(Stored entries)
○ ○ ○ ○ ○ ○ ○
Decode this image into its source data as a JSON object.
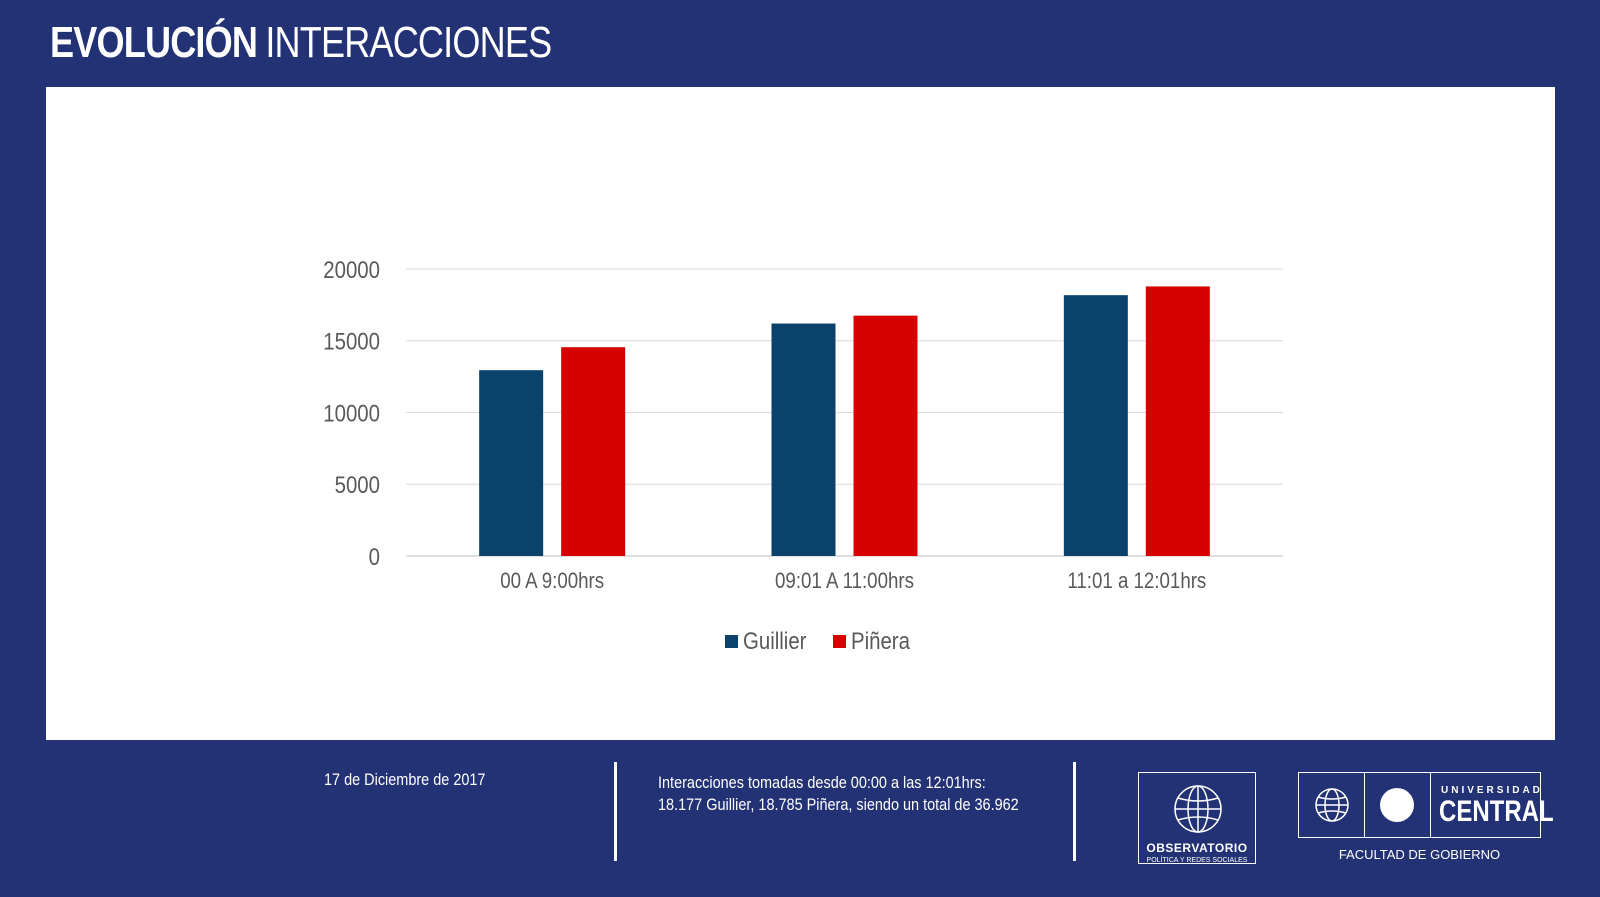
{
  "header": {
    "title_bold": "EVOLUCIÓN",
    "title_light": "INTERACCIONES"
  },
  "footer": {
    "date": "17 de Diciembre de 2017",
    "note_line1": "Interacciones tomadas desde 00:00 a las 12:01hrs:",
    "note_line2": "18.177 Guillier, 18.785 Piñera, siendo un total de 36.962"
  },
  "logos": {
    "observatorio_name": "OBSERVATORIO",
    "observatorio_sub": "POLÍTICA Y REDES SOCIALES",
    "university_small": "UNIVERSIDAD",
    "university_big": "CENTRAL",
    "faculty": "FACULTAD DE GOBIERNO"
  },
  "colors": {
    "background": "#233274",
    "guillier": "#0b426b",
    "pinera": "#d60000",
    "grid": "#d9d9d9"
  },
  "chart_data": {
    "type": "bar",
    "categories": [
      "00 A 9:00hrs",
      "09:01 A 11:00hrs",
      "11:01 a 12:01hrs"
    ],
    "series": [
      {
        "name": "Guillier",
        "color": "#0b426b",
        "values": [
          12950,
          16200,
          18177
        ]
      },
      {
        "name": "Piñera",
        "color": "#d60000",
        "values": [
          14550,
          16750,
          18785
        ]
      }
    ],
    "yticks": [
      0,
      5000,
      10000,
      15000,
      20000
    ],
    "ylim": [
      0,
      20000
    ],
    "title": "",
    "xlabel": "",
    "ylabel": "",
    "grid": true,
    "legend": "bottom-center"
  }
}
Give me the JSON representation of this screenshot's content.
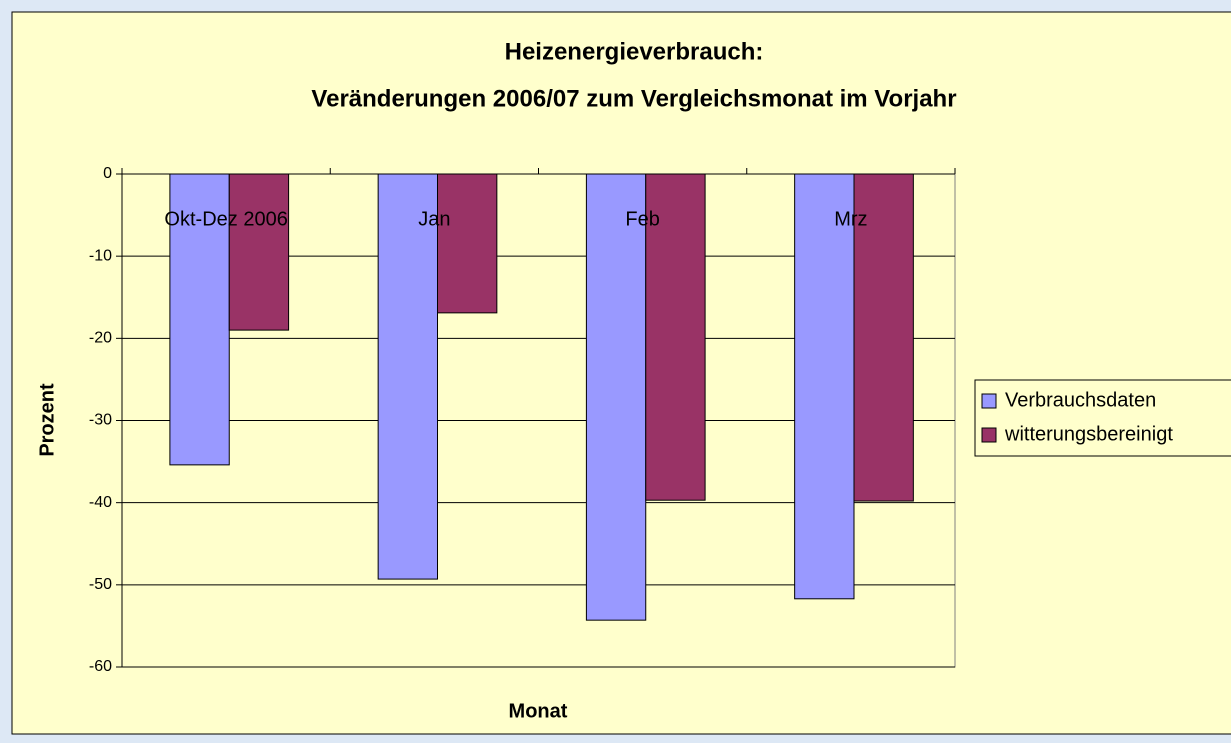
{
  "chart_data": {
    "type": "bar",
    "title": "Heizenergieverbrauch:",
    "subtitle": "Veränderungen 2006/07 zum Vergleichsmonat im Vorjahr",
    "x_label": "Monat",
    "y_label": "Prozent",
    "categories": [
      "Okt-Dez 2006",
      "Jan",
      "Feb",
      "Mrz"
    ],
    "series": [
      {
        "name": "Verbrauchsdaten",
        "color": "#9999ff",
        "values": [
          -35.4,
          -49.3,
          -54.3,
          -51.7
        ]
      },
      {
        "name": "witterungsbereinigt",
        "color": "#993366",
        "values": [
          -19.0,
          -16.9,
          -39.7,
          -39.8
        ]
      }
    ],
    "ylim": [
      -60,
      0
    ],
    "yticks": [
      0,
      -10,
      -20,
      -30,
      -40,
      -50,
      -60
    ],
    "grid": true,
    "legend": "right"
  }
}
○ ○ ○ ○ ○ ○ ○
> _Written problem_
Repeat the records word for word. Any picture in them should be left out.

> _Output of the task_
Decode this image into its source data as a JSON object.
{
  "header": {
    "title_bold": "EVOLUCIÓN",
    "title_light": "INTERACCIONES"
  },
  "footer": {
    "date": "17 de Diciembre de 2017",
    "note_line1": "Interacciones tomadas desde 00:00 a las 12:01hrs:",
    "note_line2": "18.177 Guillier, 18.785 Piñera, siendo un total de 36.962"
  },
  "logos": {
    "observatorio_name": "OBSERVATORIO",
    "observatorio_sub": "POLÍTICA Y REDES SOCIALES",
    "university_small": "UNIVERSIDAD",
    "university_big": "CENTRAL",
    "faculty": "FACULTAD DE GOBIERNO"
  },
  "colors": {
    "background": "#233274",
    "guillier": "#0b426b",
    "pinera": "#d60000",
    "grid": "#d9d9d9"
  },
  "chart_data": {
    "type": "bar",
    "categories": [
      "00 A 9:00hrs",
      "09:01 A 11:00hrs",
      "11:01 a 12:01hrs"
    ],
    "series": [
      {
        "name": "Guillier",
        "color": "#0b426b",
        "values": [
          12950,
          16200,
          18177
        ]
      },
      {
        "name": "Piñera",
        "color": "#d60000",
        "values": [
          14550,
          16750,
          18785
        ]
      }
    ],
    "yticks": [
      0,
      5000,
      10000,
      15000,
      20000
    ],
    "ylim": [
      0,
      20000
    ],
    "title": "",
    "xlabel": "",
    "ylabel": "",
    "grid": true,
    "legend": "bottom-center"
  }
}
Give me the JSON representation of this screenshot's content.
{
  "chart_data": {
    "type": "bar",
    "title": "Heizenergieverbrauch:",
    "subtitle": "Veränderungen 2006/07 zum Vergleichsmonat im Vorjahr",
    "x_label": "Monat",
    "y_label": "Prozent",
    "categories": [
      "Okt-Dez 2006",
      "Jan",
      "Feb",
      "Mrz"
    ],
    "series": [
      {
        "name": "Verbrauchsdaten",
        "color": "#9999ff",
        "values": [
          -35.4,
          -49.3,
          -54.3,
          -51.7
        ]
      },
      {
        "name": "witterungsbereinigt",
        "color": "#993366",
        "values": [
          -19.0,
          -16.9,
          -39.7,
          -39.8
        ]
      }
    ],
    "ylim": [
      -60,
      0
    ],
    "yticks": [
      0,
      -10,
      -20,
      -30,
      -40,
      -50,
      -60
    ],
    "grid": true,
    "legend": "right"
  }
}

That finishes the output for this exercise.